**EXERCISE:**
Work out how many lines of the records contain "được". Answer with the number and nothing else.

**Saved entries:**
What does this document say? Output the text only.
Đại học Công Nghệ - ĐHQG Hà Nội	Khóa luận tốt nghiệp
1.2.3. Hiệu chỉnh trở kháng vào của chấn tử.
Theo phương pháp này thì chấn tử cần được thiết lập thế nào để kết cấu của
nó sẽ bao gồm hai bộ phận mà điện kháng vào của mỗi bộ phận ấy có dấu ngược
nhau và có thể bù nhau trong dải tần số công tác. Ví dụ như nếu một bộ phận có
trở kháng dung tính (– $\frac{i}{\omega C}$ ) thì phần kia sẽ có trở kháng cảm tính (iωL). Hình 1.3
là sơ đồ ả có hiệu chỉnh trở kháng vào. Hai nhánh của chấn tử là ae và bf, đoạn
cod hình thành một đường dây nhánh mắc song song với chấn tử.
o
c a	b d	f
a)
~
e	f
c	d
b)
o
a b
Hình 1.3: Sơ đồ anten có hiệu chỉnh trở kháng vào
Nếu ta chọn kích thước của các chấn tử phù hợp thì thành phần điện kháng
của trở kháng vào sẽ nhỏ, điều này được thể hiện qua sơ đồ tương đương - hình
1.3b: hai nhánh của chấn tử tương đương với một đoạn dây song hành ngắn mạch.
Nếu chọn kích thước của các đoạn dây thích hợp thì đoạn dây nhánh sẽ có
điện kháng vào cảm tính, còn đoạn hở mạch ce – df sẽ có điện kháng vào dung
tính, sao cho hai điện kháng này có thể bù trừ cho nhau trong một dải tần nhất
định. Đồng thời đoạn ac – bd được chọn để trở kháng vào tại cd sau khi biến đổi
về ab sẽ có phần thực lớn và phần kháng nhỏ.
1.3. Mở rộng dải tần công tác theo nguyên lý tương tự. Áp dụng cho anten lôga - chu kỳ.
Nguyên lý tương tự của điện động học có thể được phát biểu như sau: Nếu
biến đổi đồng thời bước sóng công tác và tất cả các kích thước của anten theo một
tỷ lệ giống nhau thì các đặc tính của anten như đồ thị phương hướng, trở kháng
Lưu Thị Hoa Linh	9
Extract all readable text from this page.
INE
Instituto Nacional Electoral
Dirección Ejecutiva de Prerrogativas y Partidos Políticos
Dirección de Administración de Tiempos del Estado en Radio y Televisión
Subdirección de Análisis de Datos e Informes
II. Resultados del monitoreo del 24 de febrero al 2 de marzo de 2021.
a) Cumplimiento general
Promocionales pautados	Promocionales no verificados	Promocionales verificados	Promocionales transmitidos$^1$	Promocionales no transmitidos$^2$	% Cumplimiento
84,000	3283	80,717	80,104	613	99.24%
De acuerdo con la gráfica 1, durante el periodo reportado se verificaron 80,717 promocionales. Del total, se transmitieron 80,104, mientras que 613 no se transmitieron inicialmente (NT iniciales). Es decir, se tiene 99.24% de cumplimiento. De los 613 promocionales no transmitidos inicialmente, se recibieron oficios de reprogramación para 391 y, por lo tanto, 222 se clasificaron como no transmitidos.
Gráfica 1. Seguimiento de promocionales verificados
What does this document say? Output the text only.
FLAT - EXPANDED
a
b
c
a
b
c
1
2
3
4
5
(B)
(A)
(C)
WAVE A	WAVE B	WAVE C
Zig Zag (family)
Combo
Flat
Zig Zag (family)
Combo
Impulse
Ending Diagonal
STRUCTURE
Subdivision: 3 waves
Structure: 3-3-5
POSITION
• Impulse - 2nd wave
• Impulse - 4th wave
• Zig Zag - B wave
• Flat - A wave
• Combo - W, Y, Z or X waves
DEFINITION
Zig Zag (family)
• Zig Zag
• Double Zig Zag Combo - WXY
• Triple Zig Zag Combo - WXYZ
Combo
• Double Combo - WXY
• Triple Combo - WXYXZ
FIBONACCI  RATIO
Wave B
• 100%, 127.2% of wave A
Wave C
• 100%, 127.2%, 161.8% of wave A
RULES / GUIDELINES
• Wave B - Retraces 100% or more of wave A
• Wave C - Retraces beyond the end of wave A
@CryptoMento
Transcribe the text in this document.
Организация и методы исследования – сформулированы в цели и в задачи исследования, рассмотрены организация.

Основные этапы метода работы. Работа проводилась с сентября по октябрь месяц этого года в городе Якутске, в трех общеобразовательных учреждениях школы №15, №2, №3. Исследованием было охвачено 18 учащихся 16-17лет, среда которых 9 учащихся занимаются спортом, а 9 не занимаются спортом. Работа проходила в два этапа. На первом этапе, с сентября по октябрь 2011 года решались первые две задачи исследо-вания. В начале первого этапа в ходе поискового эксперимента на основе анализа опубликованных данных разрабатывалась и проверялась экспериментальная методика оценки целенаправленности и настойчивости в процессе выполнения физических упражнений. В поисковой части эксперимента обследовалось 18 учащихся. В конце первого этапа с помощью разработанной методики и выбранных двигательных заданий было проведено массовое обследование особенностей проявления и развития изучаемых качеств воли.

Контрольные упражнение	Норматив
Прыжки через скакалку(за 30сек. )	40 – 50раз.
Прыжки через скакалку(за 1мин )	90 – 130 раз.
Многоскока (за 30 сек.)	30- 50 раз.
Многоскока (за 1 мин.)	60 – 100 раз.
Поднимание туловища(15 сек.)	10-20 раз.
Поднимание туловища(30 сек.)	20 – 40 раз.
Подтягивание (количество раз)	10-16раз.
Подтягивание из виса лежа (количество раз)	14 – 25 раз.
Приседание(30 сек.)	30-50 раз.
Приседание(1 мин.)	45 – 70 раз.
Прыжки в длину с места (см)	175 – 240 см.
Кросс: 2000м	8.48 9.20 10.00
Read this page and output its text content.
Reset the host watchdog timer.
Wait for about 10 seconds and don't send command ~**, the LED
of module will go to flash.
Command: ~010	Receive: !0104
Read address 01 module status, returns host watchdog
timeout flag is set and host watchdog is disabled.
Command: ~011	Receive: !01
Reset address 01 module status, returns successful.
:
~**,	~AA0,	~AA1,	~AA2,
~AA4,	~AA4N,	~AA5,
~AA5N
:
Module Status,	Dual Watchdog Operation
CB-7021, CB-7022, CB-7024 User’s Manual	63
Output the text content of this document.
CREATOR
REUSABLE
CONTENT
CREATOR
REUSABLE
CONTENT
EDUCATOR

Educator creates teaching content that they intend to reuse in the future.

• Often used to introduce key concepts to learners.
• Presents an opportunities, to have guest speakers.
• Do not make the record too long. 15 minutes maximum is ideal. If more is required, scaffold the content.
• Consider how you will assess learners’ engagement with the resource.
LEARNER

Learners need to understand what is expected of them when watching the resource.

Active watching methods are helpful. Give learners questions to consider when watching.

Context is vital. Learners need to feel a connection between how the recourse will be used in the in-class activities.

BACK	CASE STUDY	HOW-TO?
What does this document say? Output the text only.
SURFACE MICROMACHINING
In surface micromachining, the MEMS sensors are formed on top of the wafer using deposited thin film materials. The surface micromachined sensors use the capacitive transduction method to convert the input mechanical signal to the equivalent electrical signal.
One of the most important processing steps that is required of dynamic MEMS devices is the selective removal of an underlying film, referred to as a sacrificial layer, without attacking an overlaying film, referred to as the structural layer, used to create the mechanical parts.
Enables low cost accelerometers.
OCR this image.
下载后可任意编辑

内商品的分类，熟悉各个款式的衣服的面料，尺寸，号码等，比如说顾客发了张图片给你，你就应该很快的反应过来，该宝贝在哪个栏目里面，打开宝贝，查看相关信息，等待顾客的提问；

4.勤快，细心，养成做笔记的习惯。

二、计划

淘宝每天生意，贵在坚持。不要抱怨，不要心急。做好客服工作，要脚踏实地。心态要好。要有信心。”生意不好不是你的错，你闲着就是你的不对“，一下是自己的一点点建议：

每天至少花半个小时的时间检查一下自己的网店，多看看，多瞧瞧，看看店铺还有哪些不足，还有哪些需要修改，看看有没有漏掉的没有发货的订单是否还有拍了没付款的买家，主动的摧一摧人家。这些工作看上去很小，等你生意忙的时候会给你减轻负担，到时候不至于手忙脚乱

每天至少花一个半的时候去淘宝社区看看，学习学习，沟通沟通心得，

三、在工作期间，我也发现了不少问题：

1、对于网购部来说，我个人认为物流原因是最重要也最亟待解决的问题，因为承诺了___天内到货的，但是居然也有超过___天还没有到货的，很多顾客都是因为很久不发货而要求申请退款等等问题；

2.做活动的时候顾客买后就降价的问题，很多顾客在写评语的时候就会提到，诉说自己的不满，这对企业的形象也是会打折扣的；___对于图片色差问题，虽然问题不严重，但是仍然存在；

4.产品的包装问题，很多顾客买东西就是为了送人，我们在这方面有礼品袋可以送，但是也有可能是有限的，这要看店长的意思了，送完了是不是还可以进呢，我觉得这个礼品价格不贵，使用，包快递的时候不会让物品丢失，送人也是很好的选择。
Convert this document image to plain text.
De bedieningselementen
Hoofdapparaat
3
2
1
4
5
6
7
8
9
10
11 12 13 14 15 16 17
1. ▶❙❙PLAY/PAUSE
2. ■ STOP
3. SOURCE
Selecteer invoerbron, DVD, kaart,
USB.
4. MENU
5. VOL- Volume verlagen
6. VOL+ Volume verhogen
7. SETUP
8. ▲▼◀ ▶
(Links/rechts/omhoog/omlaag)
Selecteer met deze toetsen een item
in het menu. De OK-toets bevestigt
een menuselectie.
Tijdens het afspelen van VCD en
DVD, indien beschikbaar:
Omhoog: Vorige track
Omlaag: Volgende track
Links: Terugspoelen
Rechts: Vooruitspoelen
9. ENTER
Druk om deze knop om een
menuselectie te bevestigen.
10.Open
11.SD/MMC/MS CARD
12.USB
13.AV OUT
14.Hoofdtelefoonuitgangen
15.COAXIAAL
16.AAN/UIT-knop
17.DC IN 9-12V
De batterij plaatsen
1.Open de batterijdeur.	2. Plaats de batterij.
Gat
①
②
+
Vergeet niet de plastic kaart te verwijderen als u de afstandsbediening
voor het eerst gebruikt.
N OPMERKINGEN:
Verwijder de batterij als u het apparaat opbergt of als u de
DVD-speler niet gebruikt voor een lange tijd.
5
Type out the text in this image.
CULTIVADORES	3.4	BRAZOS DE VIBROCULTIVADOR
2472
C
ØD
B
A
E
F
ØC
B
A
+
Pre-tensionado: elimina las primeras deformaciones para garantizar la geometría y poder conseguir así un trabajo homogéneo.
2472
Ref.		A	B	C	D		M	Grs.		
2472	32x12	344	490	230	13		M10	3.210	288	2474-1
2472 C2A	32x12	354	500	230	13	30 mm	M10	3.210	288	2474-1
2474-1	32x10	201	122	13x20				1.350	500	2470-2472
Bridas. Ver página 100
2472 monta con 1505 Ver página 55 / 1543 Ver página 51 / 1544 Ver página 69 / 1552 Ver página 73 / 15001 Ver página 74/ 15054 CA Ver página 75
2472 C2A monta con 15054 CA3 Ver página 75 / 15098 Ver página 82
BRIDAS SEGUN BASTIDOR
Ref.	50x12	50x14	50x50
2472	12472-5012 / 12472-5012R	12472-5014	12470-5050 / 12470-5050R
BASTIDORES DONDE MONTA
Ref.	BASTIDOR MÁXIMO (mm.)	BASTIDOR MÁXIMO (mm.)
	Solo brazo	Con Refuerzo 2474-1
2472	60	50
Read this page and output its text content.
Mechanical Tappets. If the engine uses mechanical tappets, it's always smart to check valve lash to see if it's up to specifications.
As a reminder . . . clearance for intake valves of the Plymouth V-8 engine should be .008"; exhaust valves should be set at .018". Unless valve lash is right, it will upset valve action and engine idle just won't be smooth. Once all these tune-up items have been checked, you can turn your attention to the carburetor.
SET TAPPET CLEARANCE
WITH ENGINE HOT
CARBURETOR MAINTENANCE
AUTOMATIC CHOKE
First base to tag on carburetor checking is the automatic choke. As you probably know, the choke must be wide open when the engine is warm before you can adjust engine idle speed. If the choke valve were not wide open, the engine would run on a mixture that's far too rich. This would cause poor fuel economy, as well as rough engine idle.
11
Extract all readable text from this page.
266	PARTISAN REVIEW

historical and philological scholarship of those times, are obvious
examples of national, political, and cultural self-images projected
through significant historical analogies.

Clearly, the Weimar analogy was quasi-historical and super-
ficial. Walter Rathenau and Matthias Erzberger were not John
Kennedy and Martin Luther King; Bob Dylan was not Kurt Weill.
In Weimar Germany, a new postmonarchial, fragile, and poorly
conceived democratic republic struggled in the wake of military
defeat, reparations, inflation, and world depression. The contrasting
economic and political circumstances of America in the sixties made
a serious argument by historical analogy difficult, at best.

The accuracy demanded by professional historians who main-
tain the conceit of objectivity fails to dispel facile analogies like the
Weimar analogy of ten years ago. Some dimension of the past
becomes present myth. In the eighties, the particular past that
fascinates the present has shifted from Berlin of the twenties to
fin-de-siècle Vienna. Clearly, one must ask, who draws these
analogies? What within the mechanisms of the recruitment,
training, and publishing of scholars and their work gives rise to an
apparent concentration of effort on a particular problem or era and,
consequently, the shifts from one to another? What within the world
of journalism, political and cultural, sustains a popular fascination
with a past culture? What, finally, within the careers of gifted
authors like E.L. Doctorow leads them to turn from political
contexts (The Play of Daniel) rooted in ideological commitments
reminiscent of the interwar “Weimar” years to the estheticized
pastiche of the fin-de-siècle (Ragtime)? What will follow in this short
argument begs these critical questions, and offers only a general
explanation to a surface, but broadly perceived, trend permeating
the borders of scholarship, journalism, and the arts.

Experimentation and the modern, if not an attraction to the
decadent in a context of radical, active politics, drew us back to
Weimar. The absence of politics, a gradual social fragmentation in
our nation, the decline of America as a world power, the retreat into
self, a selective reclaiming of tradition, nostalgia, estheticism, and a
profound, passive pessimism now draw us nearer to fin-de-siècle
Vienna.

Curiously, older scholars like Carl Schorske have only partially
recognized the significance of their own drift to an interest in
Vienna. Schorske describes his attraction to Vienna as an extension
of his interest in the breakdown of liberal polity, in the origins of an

**THE RESULT:**
4